View Single Post
Old 2018-04-29, 17:45   #17
kriesel
 
kriesel's Avatar
 
"TF79LL86GIMPS96gpu17"
Mar 2017
US midwest

10001010001012 Posts
Default

Quote:
Originally Posted by VictordeHolland View Post
How fast/slow is your internet connection?
Nominal rates are 0.8Mbps down, 0.128Mbps up. Current test values are 0.5-0.7 down, 0(fail) to 0.11 up on multiple test sites. http://speedtest.att.com/speedtest/
  • Download Speed 0.49 Mbps (61.3 KB/sec transfer rate)
  • Upload Speed 0.11 Mbps (13.8 KB/sec transfer rate)
  • Latency 44 ms

Quote:
Originally Posted by VictordeHolland View Post
Is it cable, fibre or a telephone line? Or wireless?
Buried telco DSL. Equipment hut is 1/2 mile walk away following the roads. Should be capable of much higher speed on such a short loop. Provider claims the loop is near maximum length (which would be multiple miles).

Quote:
Originally Posted by VictordeHolland View Post
Is it unlimited or data capped?
Bandwidth limit is a very effective data cap even when the line is working properly. At these rates, a DVD sized linux download is half a day. Even a browser or prime95 update download is worth putting onto local file server or memory stick for local distribution after downloading once, to save download delay when updating multiple systems. Perhaps a web proxy server would be useful.

Material shown:

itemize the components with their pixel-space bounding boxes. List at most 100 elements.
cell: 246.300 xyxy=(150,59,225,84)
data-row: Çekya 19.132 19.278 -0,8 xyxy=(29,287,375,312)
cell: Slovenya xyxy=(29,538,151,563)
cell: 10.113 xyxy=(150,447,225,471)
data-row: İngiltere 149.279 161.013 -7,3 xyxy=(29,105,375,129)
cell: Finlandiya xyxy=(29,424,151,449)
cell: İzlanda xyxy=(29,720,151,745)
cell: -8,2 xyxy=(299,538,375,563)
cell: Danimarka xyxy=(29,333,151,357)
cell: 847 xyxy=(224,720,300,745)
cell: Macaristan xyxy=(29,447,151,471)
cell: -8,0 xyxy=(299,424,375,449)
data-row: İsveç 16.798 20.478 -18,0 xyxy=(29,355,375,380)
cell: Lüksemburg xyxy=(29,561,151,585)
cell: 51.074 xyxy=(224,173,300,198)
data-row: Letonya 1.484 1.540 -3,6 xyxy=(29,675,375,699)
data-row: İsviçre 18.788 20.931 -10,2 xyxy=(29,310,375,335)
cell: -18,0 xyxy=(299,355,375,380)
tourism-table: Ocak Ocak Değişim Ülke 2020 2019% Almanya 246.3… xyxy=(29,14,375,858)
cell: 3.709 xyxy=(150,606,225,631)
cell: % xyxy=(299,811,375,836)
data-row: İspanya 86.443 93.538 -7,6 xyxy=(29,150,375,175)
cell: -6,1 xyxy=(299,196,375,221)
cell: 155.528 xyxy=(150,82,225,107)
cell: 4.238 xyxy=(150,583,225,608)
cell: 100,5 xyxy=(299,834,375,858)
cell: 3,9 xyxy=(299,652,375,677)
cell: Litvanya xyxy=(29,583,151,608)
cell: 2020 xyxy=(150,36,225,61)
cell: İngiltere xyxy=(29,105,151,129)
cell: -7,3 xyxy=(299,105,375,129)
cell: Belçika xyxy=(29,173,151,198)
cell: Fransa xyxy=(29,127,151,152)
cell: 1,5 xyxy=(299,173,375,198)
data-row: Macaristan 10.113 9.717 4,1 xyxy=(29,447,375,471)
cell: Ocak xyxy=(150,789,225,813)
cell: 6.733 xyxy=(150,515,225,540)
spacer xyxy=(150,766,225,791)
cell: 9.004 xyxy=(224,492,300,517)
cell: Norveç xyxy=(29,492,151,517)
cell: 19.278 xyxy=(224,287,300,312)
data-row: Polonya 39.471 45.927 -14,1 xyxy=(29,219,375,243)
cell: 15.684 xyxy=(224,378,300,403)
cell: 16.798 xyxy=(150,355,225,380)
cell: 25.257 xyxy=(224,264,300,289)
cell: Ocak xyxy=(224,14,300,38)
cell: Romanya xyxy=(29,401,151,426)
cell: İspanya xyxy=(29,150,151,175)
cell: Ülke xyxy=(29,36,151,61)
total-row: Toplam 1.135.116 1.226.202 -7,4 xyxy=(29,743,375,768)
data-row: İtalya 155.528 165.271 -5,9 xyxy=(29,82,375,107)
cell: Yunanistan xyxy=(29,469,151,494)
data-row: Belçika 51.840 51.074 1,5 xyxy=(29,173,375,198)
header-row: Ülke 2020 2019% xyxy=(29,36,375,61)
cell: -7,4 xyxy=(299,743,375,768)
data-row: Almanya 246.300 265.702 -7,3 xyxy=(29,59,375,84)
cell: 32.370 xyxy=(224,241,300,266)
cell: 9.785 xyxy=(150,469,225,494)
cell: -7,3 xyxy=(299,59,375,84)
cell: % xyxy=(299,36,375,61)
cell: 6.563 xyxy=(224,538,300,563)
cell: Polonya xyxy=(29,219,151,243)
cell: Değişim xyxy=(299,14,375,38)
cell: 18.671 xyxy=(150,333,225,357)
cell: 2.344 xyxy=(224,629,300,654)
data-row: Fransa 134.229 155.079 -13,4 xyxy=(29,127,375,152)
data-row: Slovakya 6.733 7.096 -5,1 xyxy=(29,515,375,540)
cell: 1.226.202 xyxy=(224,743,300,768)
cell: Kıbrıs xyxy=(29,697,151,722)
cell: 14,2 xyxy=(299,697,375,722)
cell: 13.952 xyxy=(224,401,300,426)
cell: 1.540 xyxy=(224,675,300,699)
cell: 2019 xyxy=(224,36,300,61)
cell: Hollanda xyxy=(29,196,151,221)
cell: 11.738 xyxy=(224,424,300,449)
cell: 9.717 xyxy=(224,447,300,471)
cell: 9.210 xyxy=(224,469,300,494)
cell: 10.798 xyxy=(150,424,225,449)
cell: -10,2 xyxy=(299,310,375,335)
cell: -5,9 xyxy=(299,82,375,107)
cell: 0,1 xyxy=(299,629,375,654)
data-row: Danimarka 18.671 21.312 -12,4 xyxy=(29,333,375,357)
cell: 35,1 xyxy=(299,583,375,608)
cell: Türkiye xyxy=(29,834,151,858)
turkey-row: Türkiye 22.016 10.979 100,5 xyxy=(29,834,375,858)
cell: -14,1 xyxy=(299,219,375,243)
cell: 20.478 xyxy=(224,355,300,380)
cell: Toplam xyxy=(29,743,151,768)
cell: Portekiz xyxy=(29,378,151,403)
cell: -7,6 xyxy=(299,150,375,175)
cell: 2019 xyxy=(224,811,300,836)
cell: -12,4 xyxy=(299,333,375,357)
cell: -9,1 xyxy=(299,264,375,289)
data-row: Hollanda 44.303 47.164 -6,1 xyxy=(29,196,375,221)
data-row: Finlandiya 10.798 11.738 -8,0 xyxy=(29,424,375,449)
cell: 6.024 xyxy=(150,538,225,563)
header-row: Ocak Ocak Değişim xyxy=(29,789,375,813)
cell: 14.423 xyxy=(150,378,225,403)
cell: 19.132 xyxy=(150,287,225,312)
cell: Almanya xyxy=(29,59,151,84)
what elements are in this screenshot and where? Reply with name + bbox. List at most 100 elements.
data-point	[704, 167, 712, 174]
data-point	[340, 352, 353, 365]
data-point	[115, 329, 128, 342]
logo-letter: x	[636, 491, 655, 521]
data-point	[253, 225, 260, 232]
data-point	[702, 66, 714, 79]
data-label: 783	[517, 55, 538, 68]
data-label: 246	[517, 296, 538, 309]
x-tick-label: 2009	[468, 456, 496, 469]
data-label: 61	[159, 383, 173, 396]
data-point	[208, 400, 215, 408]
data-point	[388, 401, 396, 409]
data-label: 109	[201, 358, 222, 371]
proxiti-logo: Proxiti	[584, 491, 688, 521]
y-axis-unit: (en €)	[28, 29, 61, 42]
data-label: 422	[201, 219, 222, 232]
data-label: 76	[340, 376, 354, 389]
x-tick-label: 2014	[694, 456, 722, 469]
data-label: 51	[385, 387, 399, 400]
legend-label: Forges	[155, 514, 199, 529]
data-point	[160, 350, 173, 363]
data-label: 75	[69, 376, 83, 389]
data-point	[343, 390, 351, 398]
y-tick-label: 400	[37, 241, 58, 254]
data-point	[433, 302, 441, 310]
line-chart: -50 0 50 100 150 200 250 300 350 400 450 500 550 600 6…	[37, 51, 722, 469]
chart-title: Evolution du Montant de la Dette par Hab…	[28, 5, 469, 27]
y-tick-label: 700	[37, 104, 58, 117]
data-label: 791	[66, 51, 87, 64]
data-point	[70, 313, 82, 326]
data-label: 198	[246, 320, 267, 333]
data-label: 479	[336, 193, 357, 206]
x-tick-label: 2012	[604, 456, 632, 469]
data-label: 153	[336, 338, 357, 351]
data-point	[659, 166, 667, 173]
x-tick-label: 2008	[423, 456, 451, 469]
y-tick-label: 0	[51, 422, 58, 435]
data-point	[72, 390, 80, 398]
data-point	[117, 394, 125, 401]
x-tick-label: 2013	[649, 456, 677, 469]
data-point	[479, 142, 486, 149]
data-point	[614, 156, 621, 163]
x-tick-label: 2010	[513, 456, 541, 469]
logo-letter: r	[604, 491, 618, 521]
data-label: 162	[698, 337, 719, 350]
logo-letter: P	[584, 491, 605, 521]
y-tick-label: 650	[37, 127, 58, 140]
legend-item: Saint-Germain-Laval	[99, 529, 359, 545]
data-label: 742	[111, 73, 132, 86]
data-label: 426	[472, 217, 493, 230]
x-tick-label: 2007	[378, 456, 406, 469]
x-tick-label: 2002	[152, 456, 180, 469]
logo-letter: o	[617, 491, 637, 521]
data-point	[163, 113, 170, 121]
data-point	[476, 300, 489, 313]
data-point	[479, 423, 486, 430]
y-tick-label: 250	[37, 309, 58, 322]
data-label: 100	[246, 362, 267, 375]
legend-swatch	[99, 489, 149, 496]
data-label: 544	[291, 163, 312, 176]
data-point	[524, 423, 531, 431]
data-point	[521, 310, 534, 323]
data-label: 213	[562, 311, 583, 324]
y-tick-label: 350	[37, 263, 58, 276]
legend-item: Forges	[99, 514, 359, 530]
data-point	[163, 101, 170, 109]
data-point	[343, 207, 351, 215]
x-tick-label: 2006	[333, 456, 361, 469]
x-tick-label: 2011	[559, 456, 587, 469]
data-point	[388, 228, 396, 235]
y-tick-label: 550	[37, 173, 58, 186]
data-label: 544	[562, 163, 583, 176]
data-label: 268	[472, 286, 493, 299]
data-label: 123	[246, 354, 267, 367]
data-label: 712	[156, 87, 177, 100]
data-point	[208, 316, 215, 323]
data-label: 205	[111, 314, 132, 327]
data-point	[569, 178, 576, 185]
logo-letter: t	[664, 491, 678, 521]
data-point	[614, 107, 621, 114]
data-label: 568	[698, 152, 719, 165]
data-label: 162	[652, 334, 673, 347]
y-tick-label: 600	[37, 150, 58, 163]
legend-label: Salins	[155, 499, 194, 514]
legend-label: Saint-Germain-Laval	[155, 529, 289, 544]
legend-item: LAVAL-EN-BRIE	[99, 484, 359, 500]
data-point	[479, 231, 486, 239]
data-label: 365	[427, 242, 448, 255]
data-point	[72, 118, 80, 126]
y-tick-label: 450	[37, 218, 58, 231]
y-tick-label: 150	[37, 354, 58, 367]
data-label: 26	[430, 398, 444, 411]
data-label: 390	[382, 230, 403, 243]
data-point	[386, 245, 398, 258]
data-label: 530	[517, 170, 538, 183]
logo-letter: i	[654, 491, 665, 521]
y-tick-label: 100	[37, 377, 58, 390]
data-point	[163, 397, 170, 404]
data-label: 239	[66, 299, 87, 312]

Action item: In the forum post, write out the part that opens with the words "Nominal rates are" and closes with "line? Or wireless?", switching "Latency" to "Ping".

Result for this exercise:
Nominal rates are 0.8Mbps down, 0.128Mbps up. Current test values are 0.5-0.7 down, 0(fail) to 0.11 up on multiple test sites. http://speedtest.att.com/speedtest/
  • Download Speed 0.49 Mbps (61.3 KB/sec transfer rate)
  • Upload Speed 0.11 Mbps (13.8 KB/sec transfer rate)
  • Ping 44 ms

Quote:
Originally Posted by VictordeHolland View Post
Is it cable, fibre or a telephone line? Or wireless?